++++ Data for the task

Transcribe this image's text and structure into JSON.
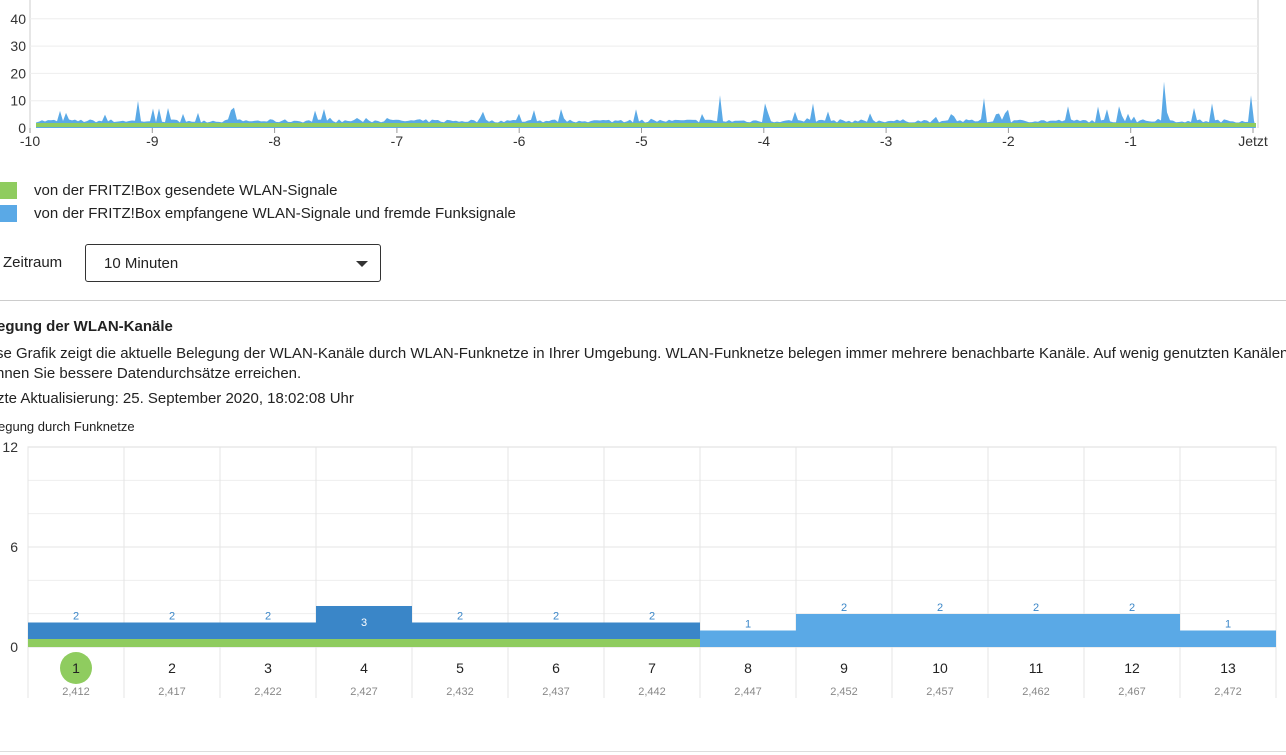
{
  "top_chart": {
    "y_ticks": [
      "0",
      "10",
      "20",
      "30",
      "40"
    ],
    "x_ticks": [
      "-10",
      "-9",
      "-8",
      "-7",
      "-6",
      "-5",
      "-4",
      "-3",
      "-2",
      "-1",
      "Jetzt"
    ],
    "colors": {
      "sent": "#8fcc5f",
      "received": "#5aa9e6"
    }
  },
  "legend": [
    {
      "label": "von der FRITZ!Box gesendete WLAN-Signale",
      "color": "#8fcc5f"
    },
    {
      "label": "von der FRITZ!Box empfangene WLAN-Signale und fremde Funksignale",
      "color": "#5aa9e6"
    }
  ],
  "zeitraum": {
    "label": "Zeitraum",
    "value": "10 Minuten"
  },
  "section": {
    "title": "egung der WLAN-Kanäle",
    "desc_line1": "se Grafik zeigt die aktuelle Belegung der WLAN-Kanäle durch WLAN-Funknetze in Ihrer Umgebung. WLAN-Funknetze belegen immer mehrere benachbarte Kanäle. Auf wenig genutzten Kanälen",
    "desc_line2": "nnen Sie bessere Datendurchsätze erreichen.",
    "last_update": "zte Aktualisierung: 25. September 2020, 18:02:08 Uhr",
    "chart_caption": "egung durch Funknetze"
  },
  "chart_data": {
    "type": "bar",
    "y_ticks": [
      "12",
      "6",
      "0"
    ],
    "ylim": [
      0,
      12
    ],
    "categories": [
      "1",
      "2",
      "3",
      "4",
      "5",
      "6",
      "7",
      "8",
      "9",
      "10",
      "11",
      "12",
      "13"
    ],
    "frequencies": [
      "2,412",
      "2,417",
      "2,422",
      "2,427",
      "2,432",
      "2,437",
      "2,442",
      "2,447",
      "2,452",
      "2,457",
      "2,462",
      "2,467",
      "2,472"
    ],
    "own_network": {
      "channels": [
        1,
        2,
        3,
        4,
        5,
        6,
        7
      ],
      "value": 1,
      "color": "#8fcc5f"
    },
    "foreign_networks": {
      "values": [
        2,
        2,
        2,
        3,
        2,
        2,
        2,
        1,
        2,
        2,
        2,
        2,
        1
      ],
      "color_dark": "#3a86c8",
      "color_light": "#5aa9e6"
    },
    "selected_channel": "1"
  }
}
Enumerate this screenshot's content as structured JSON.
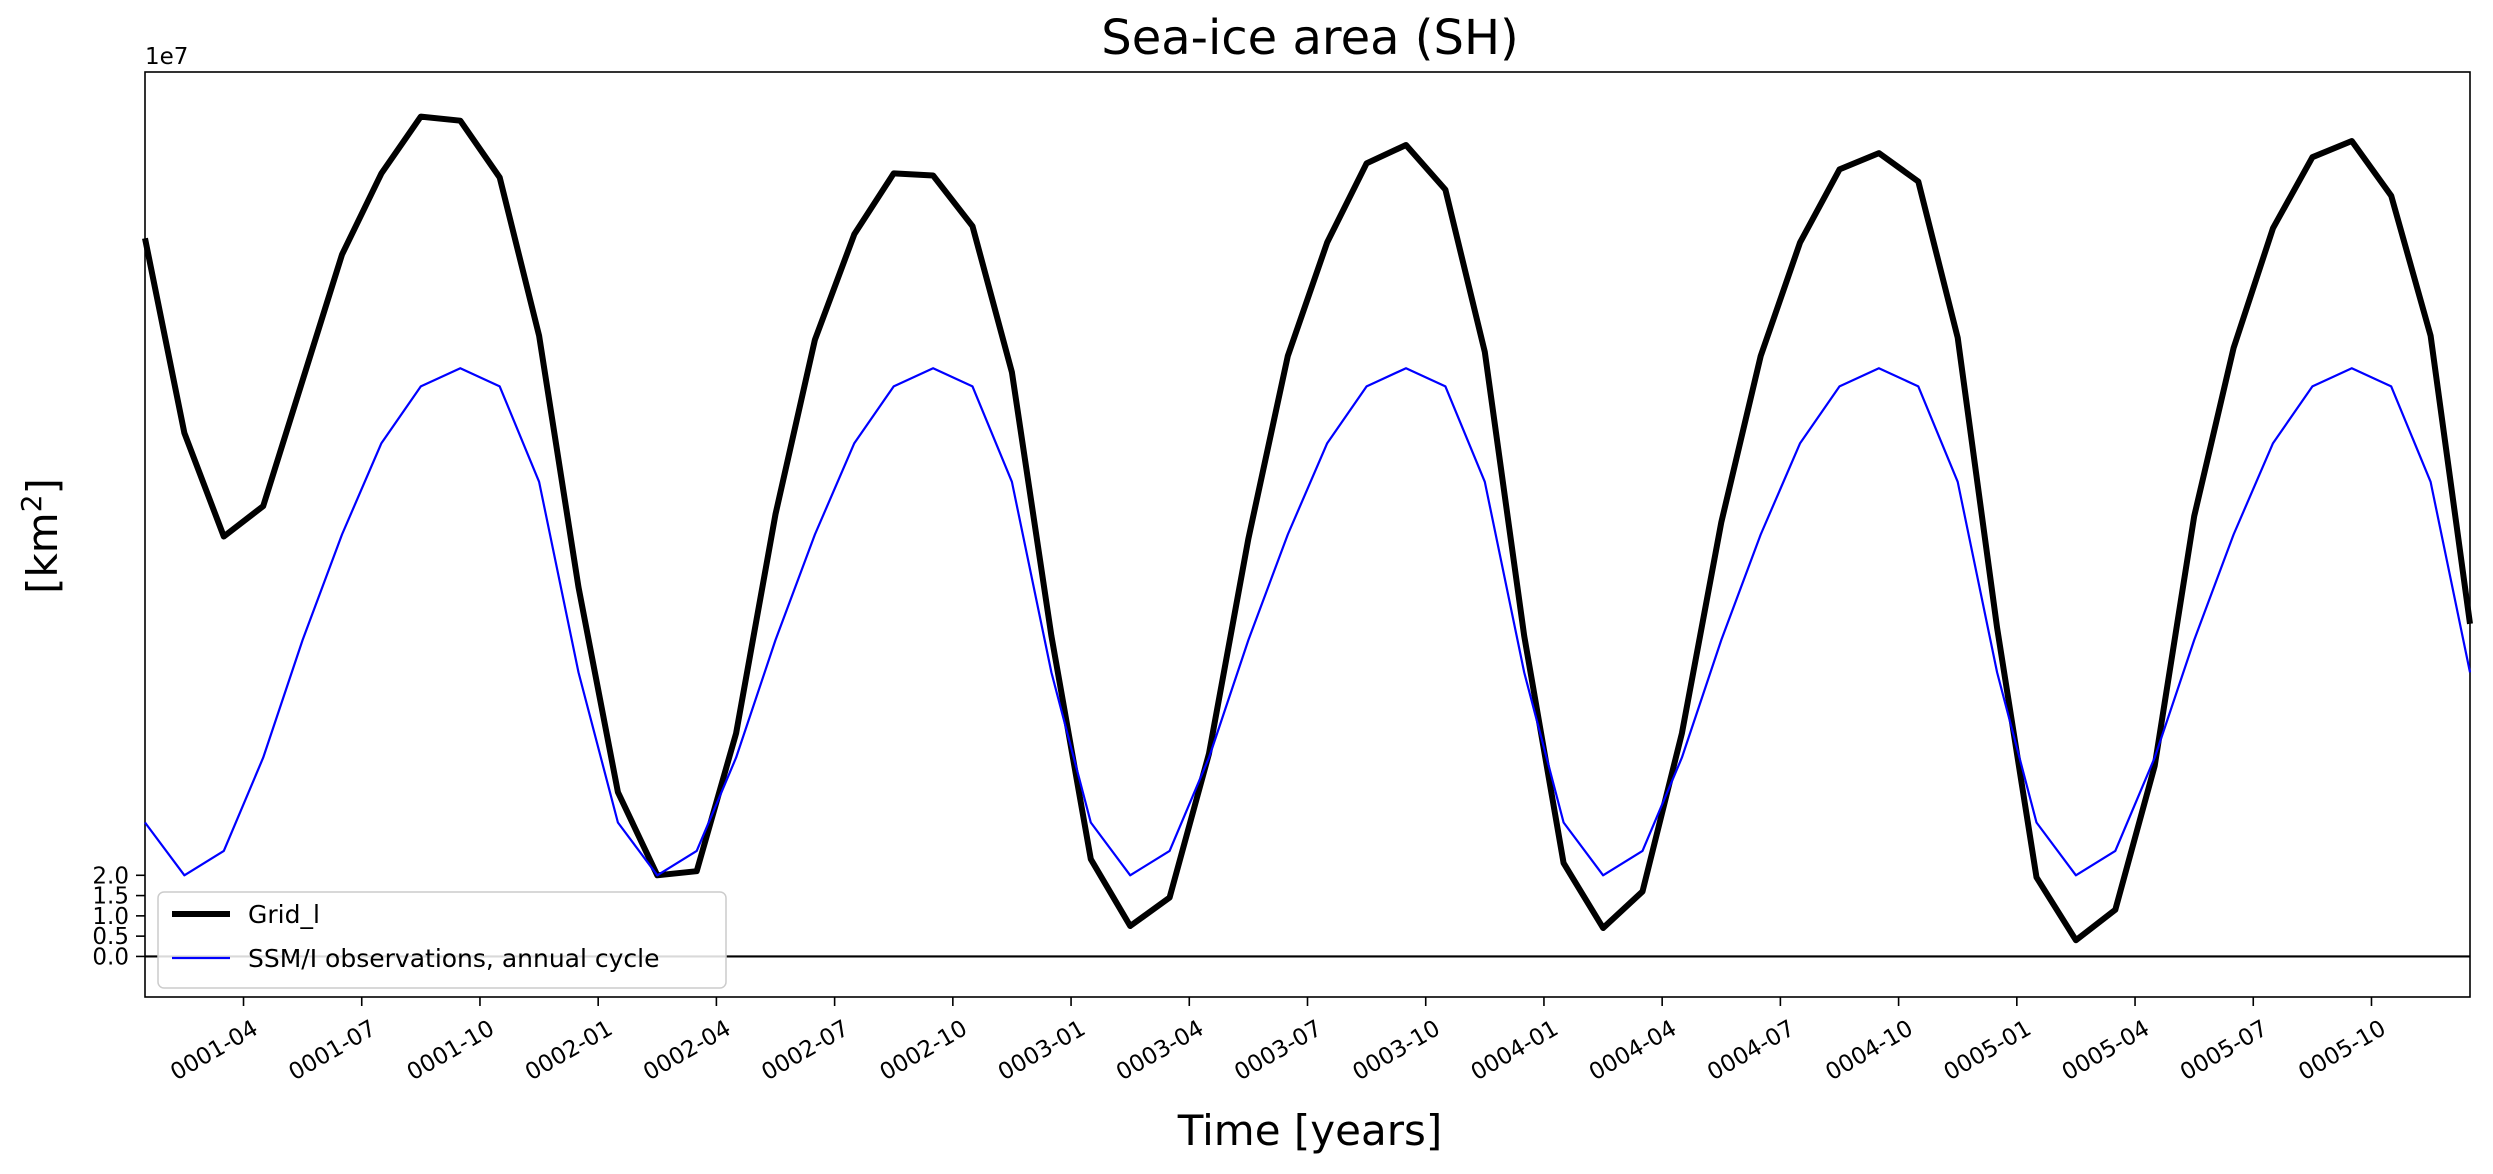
{
  "chart_data": {
    "type": "line",
    "title": "Sea-ice area (SH)",
    "xlabel": "Time [years]",
    "ylabel_main": "[km",
    "ylabel_sup": "2",
    "ylabel_close": "]",
    "y_offset_text": "1e7",
    "ylim": [
      -1.0,
      21.8
    ],
    "y_scale_factor": 10000000,
    "y_ticks": [
      0.0,
      0.5,
      1.0,
      1.5,
      2.0
    ],
    "y_tick_labels": [
      "0.0",
      "0.5",
      "1.0",
      "1.5",
      "2.0"
    ],
    "xlim": [
      0.0,
      59.0
    ],
    "x_ticks": [
      2.5,
      5.5,
      8.5,
      11.5,
      14.5,
      17.5,
      20.5,
      23.5,
      26.5,
      29.5,
      32.5,
      35.5,
      38.5,
      41.5,
      44.5,
      47.5,
      50.5,
      53.5,
      56.5
    ],
    "x_tick_labels": [
      "0001-04",
      "0001-07",
      "0001-10",
      "0002-01",
      "0002-04",
      "0002-07",
      "0002-10",
      "0003-01",
      "0003-04",
      "0003-07",
      "0003-10",
      "0004-01",
      "0004-04",
      "0004-07",
      "0004-10",
      "0005-01",
      "0005-04",
      "0005-07",
      "0005-10"
    ],
    "hline_at": 0,
    "series": [
      {
        "name": "Grid_l",
        "color": "#000000",
        "linewidth": "thick",
        "values": [
          17.7,
          12.9,
          10.35,
          11.1,
          14.2,
          17.3,
          19.3,
          20.7,
          20.6,
          19.2,
          15.3,
          9.1,
          4.05,
          2.0,
          2.1,
          5.5,
          10.9,
          15.2,
          17.8,
          19.3,
          19.25,
          18.0,
          14.4,
          7.9,
          2.4,
          0.75,
          1.45,
          5.0,
          10.3,
          14.8,
          17.6,
          19.55,
          20.0,
          18.9,
          14.9,
          7.9,
          2.3,
          0.7,
          1.6,
          5.5,
          10.7,
          14.8,
          17.6,
          19.4,
          19.8,
          19.1,
          15.25,
          8.1,
          1.95,
          0.4,
          1.15,
          4.7,
          10.85,
          15.0,
          17.95,
          19.7,
          20.1,
          18.75,
          15.3,
          8.2
        ]
      },
      {
        "name": "SSM/I observations, annual cycle",
        "color": "#0000ff",
        "linewidth": "thin",
        "values": [
          3.3,
          2.0,
          2.6,
          4.9,
          7.8,
          10.4,
          12.65,
          14.05,
          14.5,
          14.05,
          11.7,
          7.0,
          3.3,
          2.0,
          2.6,
          4.9,
          7.8,
          10.4,
          12.65,
          14.05,
          14.5,
          14.05,
          11.7,
          7.0,
          3.3,
          2.0,
          2.6,
          4.9,
          7.8,
          10.4,
          12.65,
          14.05,
          14.5,
          14.05,
          11.7,
          7.0,
          3.3,
          2.0,
          2.6,
          4.9,
          7.8,
          10.4,
          12.65,
          14.05,
          14.5,
          14.05,
          11.7,
          7.0,
          3.3,
          2.0,
          2.6,
          4.9,
          7.8,
          10.4,
          12.65,
          14.05,
          14.5,
          14.05,
          11.7,
          7.0
        ]
      }
    ],
    "legend_position": "lower-left"
  }
}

++++++++

Given exercise | Write out the data precisely as given, excluding the pictures.

Task output |
Transcribe this image's text and structure into JSON.
{
  "top_chart": {
    "y_ticks": [
      "0",
      "10",
      "20",
      "30",
      "40"
    ],
    "x_ticks": [
      "-10",
      "-9",
      "-8",
      "-7",
      "-6",
      "-5",
      "-4",
      "-3",
      "-2",
      "-1",
      "Jetzt"
    ],
    "colors": {
      "sent": "#8fcc5f",
      "received": "#5aa9e6"
    }
  },
  "legend": [
    {
      "label": "von der FRITZ!Box gesendete WLAN-Signale",
      "color": "#8fcc5f"
    },
    {
      "label": "von der FRITZ!Box empfangene WLAN-Signale und fremde Funksignale",
      "color": "#5aa9e6"
    }
  ],
  "zeitraum": {
    "label": "Zeitraum",
    "value": "10 Minuten"
  },
  "section": {
    "title": "egung der WLAN-Kanäle",
    "desc_line1": "se Grafik zeigt die aktuelle Belegung der WLAN-Kanäle durch WLAN-Funknetze in Ihrer Umgebung. WLAN-Funknetze belegen immer mehrere benachbarte Kanäle. Auf wenig genutzten Kanälen",
    "desc_line2": "nnen Sie bessere Datendurchsätze erreichen.",
    "last_update": "zte Aktualisierung: 25. September 2020, 18:02:08 Uhr",
    "chart_caption": "egung durch Funknetze"
  },
  "chart_data": {
    "type": "bar",
    "y_ticks": [
      "12",
      "6",
      "0"
    ],
    "ylim": [
      0,
      12
    ],
    "categories": [
      "1",
      "2",
      "3",
      "4",
      "5",
      "6",
      "7",
      "8",
      "9",
      "10",
      "11",
      "12",
      "13"
    ],
    "frequencies": [
      "2,412",
      "2,417",
      "2,422",
      "2,427",
      "2,432",
      "2,437",
      "2,442",
      "2,447",
      "2,452",
      "2,457",
      "2,462",
      "2,467",
      "2,472"
    ],
    "own_network": {
      "channels": [
        1,
        2,
        3,
        4,
        5,
        6,
        7
      ],
      "value": 1,
      "color": "#8fcc5f"
    },
    "foreign_networks": {
      "values": [
        2,
        2,
        2,
        3,
        2,
        2,
        2,
        1,
        2,
        2,
        2,
        2,
        1
      ],
      "color_dark": "#3a86c8",
      "color_light": "#5aa9e6"
    },
    "selected_channel": "1"
  }
}
Enumerate this screenshot's content as structured JSON.
{
  "chart_data": {
    "type": "line",
    "title": "Sea-ice area (SH)",
    "xlabel": "Time [years]",
    "ylabel_main": "[km",
    "ylabel_sup": "2",
    "ylabel_close": "]",
    "y_offset_text": "1e7",
    "ylim": [
      -1.0,
      21.8
    ],
    "y_scale_factor": 10000000,
    "y_ticks": [
      0.0,
      0.5,
      1.0,
      1.5,
      2.0
    ],
    "y_tick_labels": [
      "0.0",
      "0.5",
      "1.0",
      "1.5",
      "2.0"
    ],
    "xlim": [
      0.0,
      59.0
    ],
    "x_ticks": [
      2.5,
      5.5,
      8.5,
      11.5,
      14.5,
      17.5,
      20.5,
      23.5,
      26.5,
      29.5,
      32.5,
      35.5,
      38.5,
      41.5,
      44.5,
      47.5,
      50.5,
      53.5,
      56.5
    ],
    "x_tick_labels": [
      "0001-04",
      "0001-07",
      "0001-10",
      "0002-01",
      "0002-04",
      "0002-07",
      "0002-10",
      "0003-01",
      "0003-04",
      "0003-07",
      "0003-10",
      "0004-01",
      "0004-04",
      "0004-07",
      "0004-10",
      "0005-01",
      "0005-04",
      "0005-07",
      "0005-10"
    ],
    "hline_at": 0,
    "series": [
      {
        "name": "Grid_l",
        "color": "#000000",
        "linewidth": "thick",
        "values": [
          17.7,
          12.9,
          10.35,
          11.1,
          14.2,
          17.3,
          19.3,
          20.7,
          20.6,
          19.2,
          15.3,
          9.1,
          4.05,
          2.0,
          2.1,
          5.5,
          10.9,
          15.2,
          17.8,
          19.3,
          19.25,
          18.0,
          14.4,
          7.9,
          2.4,
          0.75,
          1.45,
          5.0,
          10.3,
          14.8,
          17.6,
          19.55,
          20.0,
          18.9,
          14.9,
          7.9,
          2.3,
          0.7,
          1.6,
          5.5,
          10.7,
          14.8,
          17.6,
          19.4,
          19.8,
          19.1,
          15.25,
          8.1,
          1.95,
          0.4,
          1.15,
          4.7,
          10.85,
          15.0,
          17.95,
          19.7,
          20.1,
          18.75,
          15.3,
          8.2
        ]
      },
      {
        "name": "SSM/I observations, annual cycle",
        "color": "#0000ff",
        "linewidth": "thin",
        "values": [
          3.3,
          2.0,
          2.6,
          4.9,
          7.8,
          10.4,
          12.65,
          14.05,
          14.5,
          14.05,
          11.7,
          7.0,
          3.3,
          2.0,
          2.6,
          4.9,
          7.8,
          10.4,
          12.65,
          14.05,
          14.5,
          14.05,
          11.7,
          7.0,
          3.3,
          2.0,
          2.6,
          4.9,
          7.8,
          10.4,
          12.65,
          14.05,
          14.5,
          14.05,
          11.7,
          7.0,
          3.3,
          2.0,
          2.6,
          4.9,
          7.8,
          10.4,
          12.65,
          14.05,
          14.5,
          14.05,
          11.7,
          7.0,
          3.3,
          2.0,
          2.6,
          4.9,
          7.8,
          10.4,
          12.65,
          14.05,
          14.5,
          14.05,
          11.7,
          7.0
        ]
      }
    ],
    "legend_position": "lower-left"
  }
}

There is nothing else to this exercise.